Extracted data entries:
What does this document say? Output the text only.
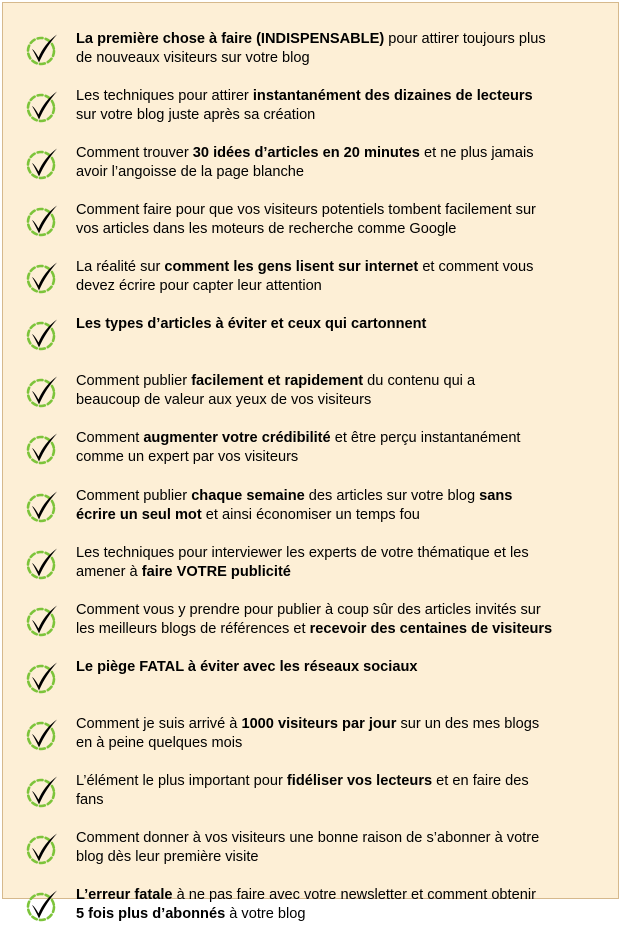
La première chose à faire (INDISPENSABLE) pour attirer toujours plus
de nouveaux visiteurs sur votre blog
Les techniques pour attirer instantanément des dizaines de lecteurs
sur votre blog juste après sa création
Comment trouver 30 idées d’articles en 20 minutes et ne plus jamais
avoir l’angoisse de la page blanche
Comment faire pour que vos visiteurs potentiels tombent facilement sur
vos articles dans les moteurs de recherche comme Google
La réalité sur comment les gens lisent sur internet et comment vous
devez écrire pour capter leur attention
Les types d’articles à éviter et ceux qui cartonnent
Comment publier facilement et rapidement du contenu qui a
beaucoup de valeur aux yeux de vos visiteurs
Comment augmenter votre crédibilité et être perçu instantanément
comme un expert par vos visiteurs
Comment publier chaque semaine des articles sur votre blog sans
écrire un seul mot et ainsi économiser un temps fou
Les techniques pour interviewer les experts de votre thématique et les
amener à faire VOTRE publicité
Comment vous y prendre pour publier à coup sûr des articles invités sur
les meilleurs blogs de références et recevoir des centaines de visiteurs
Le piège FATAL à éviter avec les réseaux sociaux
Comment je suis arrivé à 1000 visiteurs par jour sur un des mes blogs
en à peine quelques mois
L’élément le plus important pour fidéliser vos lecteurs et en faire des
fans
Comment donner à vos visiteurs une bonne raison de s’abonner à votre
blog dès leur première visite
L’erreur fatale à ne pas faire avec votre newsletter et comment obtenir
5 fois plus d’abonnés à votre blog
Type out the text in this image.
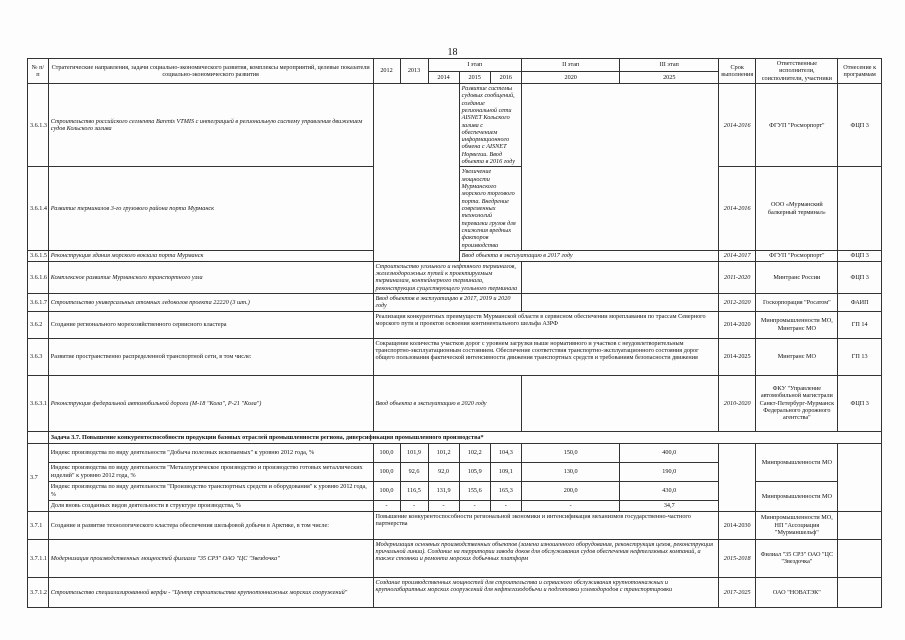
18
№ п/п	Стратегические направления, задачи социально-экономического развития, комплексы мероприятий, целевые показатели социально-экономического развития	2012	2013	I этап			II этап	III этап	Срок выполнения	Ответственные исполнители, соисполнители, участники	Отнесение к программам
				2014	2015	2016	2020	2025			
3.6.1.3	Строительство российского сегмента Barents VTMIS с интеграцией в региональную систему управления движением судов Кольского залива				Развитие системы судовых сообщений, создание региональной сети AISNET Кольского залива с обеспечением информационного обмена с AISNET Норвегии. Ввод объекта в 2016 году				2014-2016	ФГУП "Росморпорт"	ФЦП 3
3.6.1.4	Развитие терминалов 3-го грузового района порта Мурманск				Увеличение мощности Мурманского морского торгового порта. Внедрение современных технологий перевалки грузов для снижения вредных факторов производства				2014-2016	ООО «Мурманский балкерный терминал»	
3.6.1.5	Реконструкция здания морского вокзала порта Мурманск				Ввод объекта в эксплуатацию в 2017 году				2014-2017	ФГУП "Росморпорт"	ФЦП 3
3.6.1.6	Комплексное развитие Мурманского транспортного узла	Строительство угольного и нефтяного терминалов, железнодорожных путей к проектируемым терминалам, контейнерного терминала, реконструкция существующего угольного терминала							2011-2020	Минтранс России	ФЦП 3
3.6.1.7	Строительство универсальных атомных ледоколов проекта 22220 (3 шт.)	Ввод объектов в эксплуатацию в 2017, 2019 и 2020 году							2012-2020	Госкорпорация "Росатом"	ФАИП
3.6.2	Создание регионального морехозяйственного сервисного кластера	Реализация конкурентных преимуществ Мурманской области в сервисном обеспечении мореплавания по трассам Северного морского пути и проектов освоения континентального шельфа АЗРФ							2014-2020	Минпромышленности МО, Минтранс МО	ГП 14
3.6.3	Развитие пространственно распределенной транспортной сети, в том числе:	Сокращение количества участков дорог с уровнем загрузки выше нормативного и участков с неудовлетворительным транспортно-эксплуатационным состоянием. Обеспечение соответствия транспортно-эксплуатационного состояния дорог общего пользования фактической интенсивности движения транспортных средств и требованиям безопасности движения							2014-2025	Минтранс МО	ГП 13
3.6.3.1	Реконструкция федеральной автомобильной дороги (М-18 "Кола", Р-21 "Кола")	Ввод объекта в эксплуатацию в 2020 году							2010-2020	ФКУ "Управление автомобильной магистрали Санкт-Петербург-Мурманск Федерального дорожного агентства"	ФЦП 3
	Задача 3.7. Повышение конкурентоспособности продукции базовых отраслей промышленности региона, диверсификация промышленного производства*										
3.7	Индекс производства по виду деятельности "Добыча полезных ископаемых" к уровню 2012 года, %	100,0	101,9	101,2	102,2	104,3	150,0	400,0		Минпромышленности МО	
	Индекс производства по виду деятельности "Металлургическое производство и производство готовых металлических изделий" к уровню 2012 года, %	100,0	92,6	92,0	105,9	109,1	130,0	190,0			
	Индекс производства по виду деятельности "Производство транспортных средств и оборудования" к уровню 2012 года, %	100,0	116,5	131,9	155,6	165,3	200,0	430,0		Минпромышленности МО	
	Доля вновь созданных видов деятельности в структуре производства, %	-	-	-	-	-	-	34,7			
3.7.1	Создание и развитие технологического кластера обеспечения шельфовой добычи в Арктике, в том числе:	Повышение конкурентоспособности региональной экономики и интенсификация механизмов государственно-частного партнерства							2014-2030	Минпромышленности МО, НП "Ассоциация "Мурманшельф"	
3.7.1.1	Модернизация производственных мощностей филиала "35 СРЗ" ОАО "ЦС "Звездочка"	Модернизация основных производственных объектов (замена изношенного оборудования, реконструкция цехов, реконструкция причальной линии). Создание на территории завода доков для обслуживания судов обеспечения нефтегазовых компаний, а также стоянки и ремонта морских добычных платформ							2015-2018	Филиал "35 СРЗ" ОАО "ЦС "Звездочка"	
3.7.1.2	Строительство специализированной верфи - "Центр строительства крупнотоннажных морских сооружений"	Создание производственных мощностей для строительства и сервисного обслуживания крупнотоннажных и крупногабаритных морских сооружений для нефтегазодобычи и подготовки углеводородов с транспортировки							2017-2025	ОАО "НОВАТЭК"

* * *

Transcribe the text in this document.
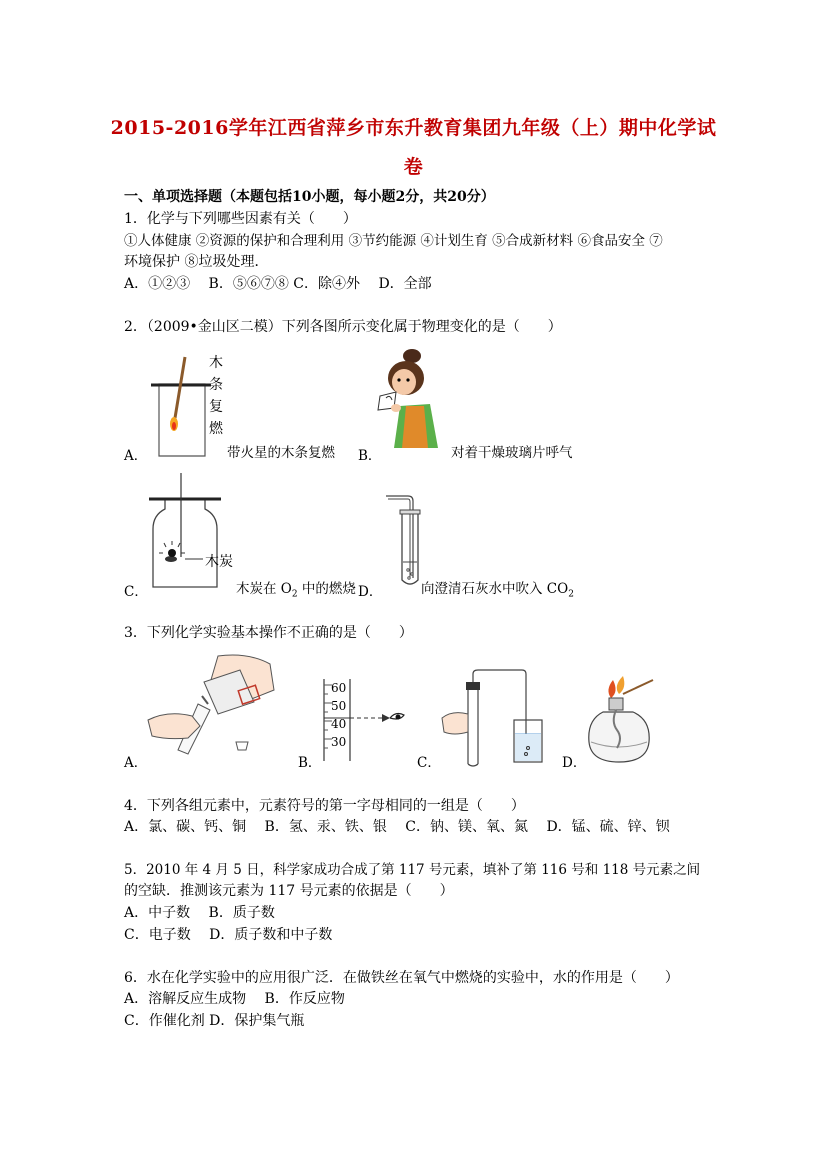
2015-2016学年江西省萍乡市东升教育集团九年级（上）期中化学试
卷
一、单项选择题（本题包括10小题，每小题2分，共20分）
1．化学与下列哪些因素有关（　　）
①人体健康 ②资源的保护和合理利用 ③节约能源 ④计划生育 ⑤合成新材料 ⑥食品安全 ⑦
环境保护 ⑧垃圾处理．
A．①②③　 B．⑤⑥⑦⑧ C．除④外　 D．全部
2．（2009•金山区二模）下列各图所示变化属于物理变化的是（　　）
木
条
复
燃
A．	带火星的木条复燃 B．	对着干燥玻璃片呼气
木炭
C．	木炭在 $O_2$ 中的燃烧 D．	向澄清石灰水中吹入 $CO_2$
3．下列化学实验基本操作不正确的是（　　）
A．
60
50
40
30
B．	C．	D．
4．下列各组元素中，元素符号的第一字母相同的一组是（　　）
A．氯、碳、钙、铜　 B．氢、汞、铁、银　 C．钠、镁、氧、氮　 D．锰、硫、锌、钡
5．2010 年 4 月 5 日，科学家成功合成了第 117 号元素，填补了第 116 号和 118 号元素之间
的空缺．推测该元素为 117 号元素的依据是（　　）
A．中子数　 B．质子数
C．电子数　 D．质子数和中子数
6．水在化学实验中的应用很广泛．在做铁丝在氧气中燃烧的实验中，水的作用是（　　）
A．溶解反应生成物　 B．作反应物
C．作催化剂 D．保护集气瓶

---

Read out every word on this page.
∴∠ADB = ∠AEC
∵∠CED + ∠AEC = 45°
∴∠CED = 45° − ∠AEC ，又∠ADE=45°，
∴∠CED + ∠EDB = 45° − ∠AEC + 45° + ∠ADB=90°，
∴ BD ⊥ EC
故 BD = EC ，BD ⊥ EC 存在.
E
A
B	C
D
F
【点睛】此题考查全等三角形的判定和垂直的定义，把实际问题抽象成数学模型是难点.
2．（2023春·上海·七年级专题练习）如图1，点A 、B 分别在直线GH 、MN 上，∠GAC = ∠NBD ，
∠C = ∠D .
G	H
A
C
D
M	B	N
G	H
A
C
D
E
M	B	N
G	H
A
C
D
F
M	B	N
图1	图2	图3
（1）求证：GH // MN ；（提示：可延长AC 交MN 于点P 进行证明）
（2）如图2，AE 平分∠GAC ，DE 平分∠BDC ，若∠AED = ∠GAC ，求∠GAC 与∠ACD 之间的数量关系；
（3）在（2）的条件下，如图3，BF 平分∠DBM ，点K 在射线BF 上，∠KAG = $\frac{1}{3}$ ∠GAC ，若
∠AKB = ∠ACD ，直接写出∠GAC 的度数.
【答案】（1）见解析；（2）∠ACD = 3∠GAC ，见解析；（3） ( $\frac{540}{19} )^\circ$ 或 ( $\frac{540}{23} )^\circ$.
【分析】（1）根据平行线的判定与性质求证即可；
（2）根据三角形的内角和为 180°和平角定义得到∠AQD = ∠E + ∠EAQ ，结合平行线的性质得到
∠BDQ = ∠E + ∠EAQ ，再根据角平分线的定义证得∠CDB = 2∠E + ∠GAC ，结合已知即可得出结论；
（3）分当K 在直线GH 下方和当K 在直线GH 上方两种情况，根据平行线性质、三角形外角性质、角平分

### [TASK DESCRIPTION]
Where a line contains "blogs", copy that line.

### [TASK ANSWER]
les meilleurs blogs de références et recevoir des centaines de visiteurs
Comment je suis arrivé à 1000 visiteurs par jour sur un des mes blogs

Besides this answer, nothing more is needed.